» **EXERCISE DETAILS**:
Within the material below, find each line bearing the word "this" and present it.

(Stored data)

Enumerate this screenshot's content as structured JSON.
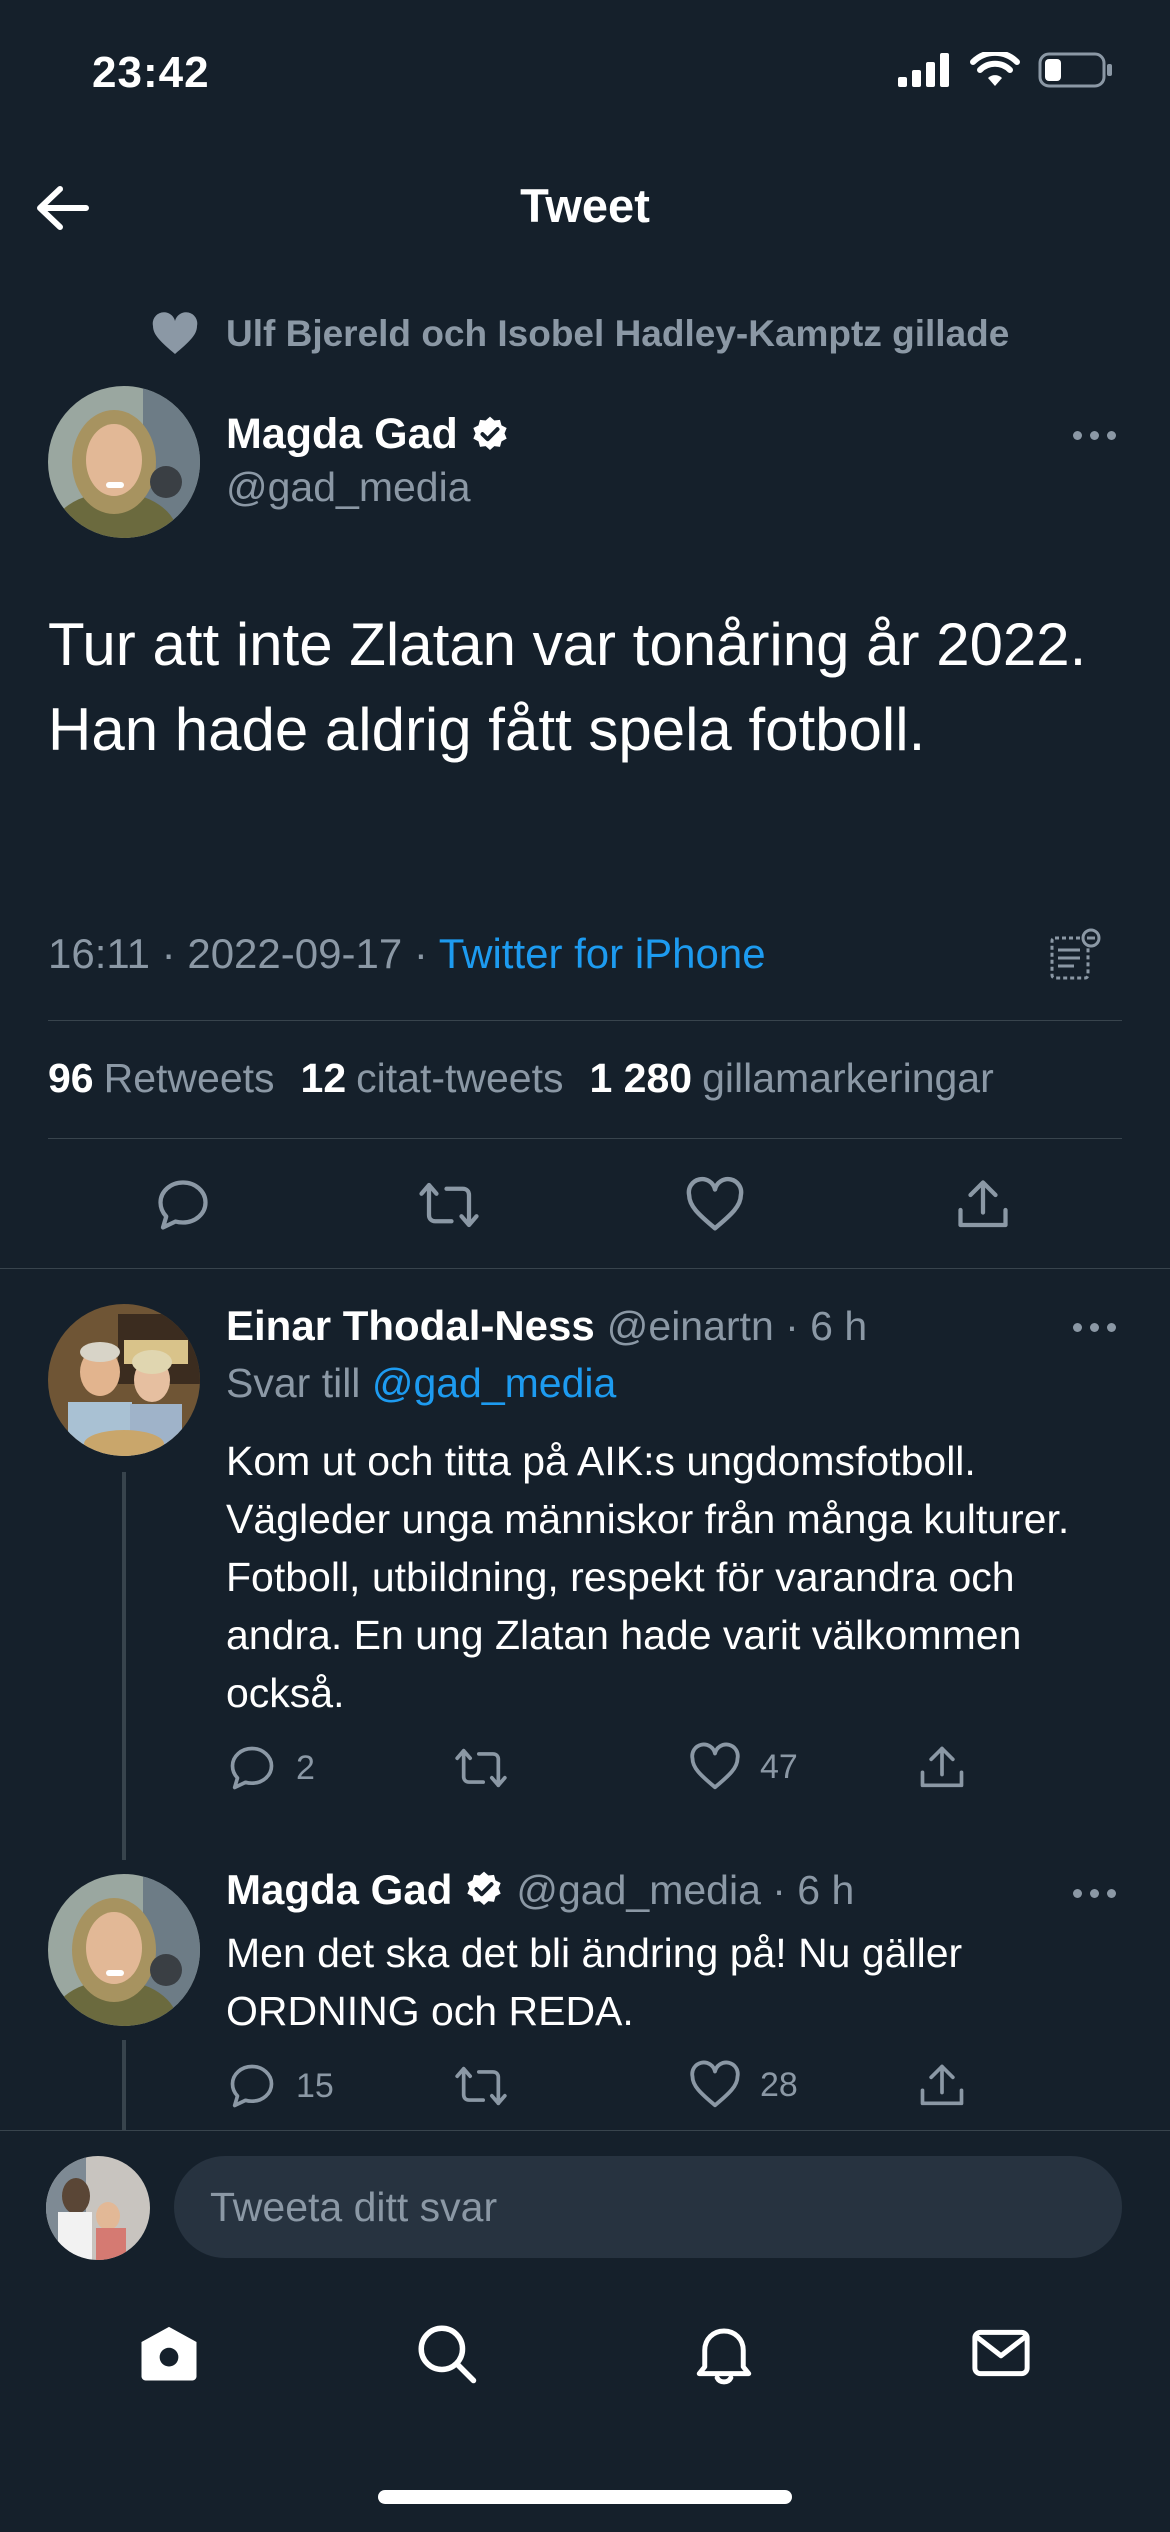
{
  "status_bar": {
    "time": "23:42"
  },
  "header": {
    "title": "Tweet"
  },
  "social_context": {
    "text": "Ulf Bjereld och Isobel Hadley-Kamptz gillade"
  },
  "tweet": {
    "author_name": "Magda Gad",
    "author_handle": "@gad_media",
    "text": "Tur att inte Zlatan var tonåring år 2022. Han hade aldrig fått spela fotboll.",
    "time": "16:11",
    "date": "2022-09-17",
    "source": "Twitter for iPhone",
    "separator": "·",
    "retweets_count": "96",
    "retweets_label": "Retweets",
    "quotes_count": "12",
    "quotes_label": "citat-tweets",
    "likes_count": "1 280",
    "likes_label": "gillamarkeringar"
  },
  "replies": [
    {
      "author_name": "Einar Thodal-Ness",
      "meta": "@einartn · 6 h",
      "reply_to_label": "Svar till",
      "reply_to_handle": "@gad_media",
      "text": "Kom ut och titta på AIK:s ungdomsfotboll. Vägleder unga människor från många kulturer. Fotboll, utbildning, respekt för varandra och andra.   En ung Zlatan hade varit välkommen också.",
      "reply_count": "2",
      "retweet_count": "",
      "like_count": "47"
    },
    {
      "author_name": "Magda Gad",
      "meta": "@gad_media · 6 h",
      "text": "Men det ska det bli ändring på! Nu gäller ORDNING och REDA.",
      "reply_count": "15",
      "retweet_count": "",
      "like_count": "28"
    }
  ],
  "composer": {
    "placeholder": "Tweeta ditt svar"
  },
  "colors": {
    "background": "#15202b",
    "accent": "#1d9bf0",
    "muted": "#8b98a5",
    "divider": "#38444d"
  }
}
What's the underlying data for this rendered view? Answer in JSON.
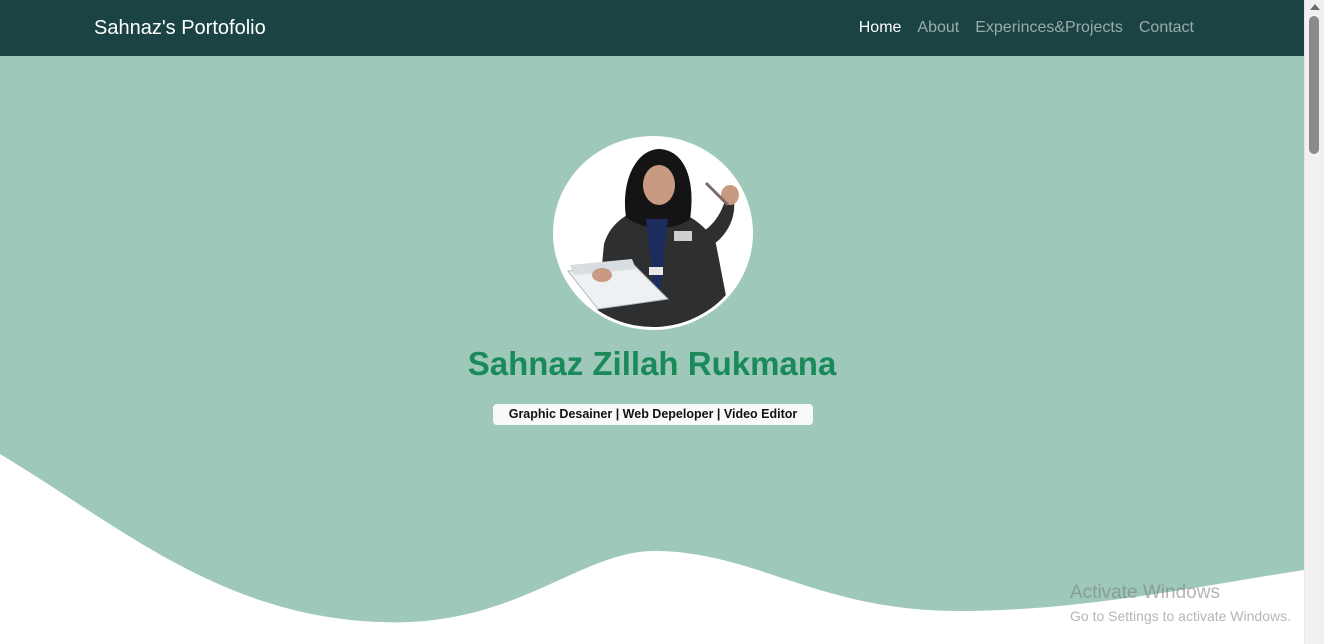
{
  "nav": {
    "brand": "Sahnaz's Portofolio",
    "links": [
      {
        "label": "Home",
        "active": true
      },
      {
        "label": "About",
        "active": false
      },
      {
        "label": "Experinces&Projects",
        "active": false
      },
      {
        "label": "Contact",
        "active": false
      }
    ]
  },
  "hero": {
    "name": "Sahnaz Zillah Rukmana",
    "roles": "Graphic Desainer | Web Depeloper | Video Editor"
  },
  "watermark": {
    "title": "Activate Windows",
    "subtitle": "Go to Settings to activate Windows."
  },
  "colors": {
    "navbar": "#1b4343",
    "hero_bg": "#9ec8b9",
    "name_text": "#1b8a5a"
  }
}
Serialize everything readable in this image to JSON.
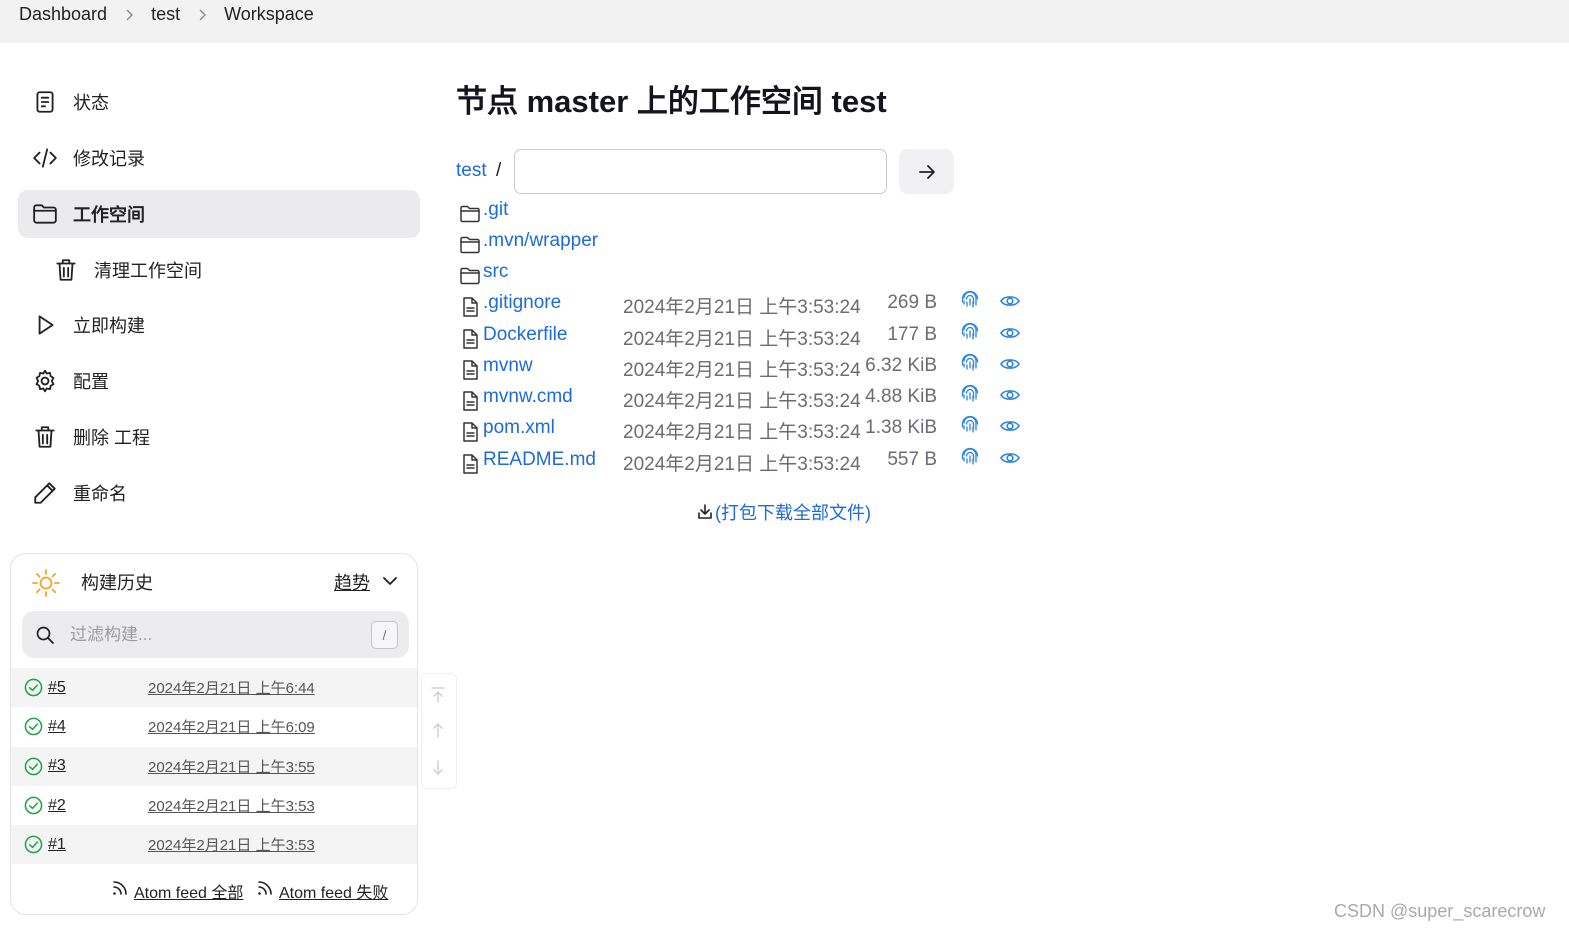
{
  "breadcrumb": {
    "items": [
      "Dashboard",
      "test",
      "Workspace"
    ]
  },
  "sidebar": {
    "items": [
      {
        "label": "状态",
        "icon": "document-icon"
      },
      {
        "label": "修改记录",
        "icon": "code-icon"
      },
      {
        "label": "工作空间",
        "icon": "folder-icon",
        "active": true
      },
      {
        "label": "清理工作空间",
        "icon": "trash-icon"
      },
      {
        "label": "立即构建",
        "icon": "play-icon"
      },
      {
        "label": "配置",
        "icon": "gear-icon"
      },
      {
        "label": "删除 工程",
        "icon": "trash-icon"
      },
      {
        "label": "重命名",
        "icon": "pencil-icon"
      }
    ]
  },
  "history": {
    "title": "构建历史",
    "trend_label": "趋势",
    "search_placeholder": "过滤构建...",
    "shortcut": "/",
    "runs": [
      {
        "number": "#5",
        "date": "2024年2月21日 上午6:44"
      },
      {
        "number": "#4",
        "date": "2024年2月21日 上午6:09"
      },
      {
        "number": "#3",
        "date": "2024年2月21日 上午3:55"
      },
      {
        "number": "#2",
        "date": "2024年2月21日 上午3:53"
      },
      {
        "number": "#1",
        "date": "2024年2月21日 上午3:53"
      }
    ],
    "feed_all": "Atom feed 全部",
    "feed_failed": "Atom feed 失败"
  },
  "main": {
    "title": "节点 master 上的工作空间 test",
    "path_root": "test",
    "path_sep": "/",
    "path_value": "",
    "folders": [
      ".git",
      ".mvn/wrapper",
      "src"
    ],
    "files": [
      {
        "name": ".gitignore",
        "date": "2024年2月21日 上午3:53:24",
        "size": "269 B"
      },
      {
        "name": "Dockerfile",
        "date": "2024年2月21日 上午3:53:24",
        "size": "177 B"
      },
      {
        "name": "mvnw",
        "date": "2024年2月21日 上午3:53:24",
        "size": "6.32 KiB"
      },
      {
        "name": "mvnw.cmd",
        "date": "2024年2月21日 上午3:53:24",
        "size": "4.88 KiB"
      },
      {
        "name": "pom.xml",
        "date": "2024年2月21日 上午3:53:24",
        "size": "1.38 KiB"
      },
      {
        "name": "README.md",
        "date": "2024年2月21日 上午3:53:24",
        "size": "557 B"
      }
    ],
    "download_label": "(打包下载全部文件)"
  },
  "watermark": "CSDN @super_scarecrow",
  "colors": {
    "link": "#1e6ad6",
    "success": "#1ea446",
    "sun": "#f5a623"
  }
}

» **THE ANSWER**:
Enumerate this screenshot's content as structured JSON.
What's the underlying data for this rendered view? Answer in JSON.
Serialize everything readable in this image to JSON.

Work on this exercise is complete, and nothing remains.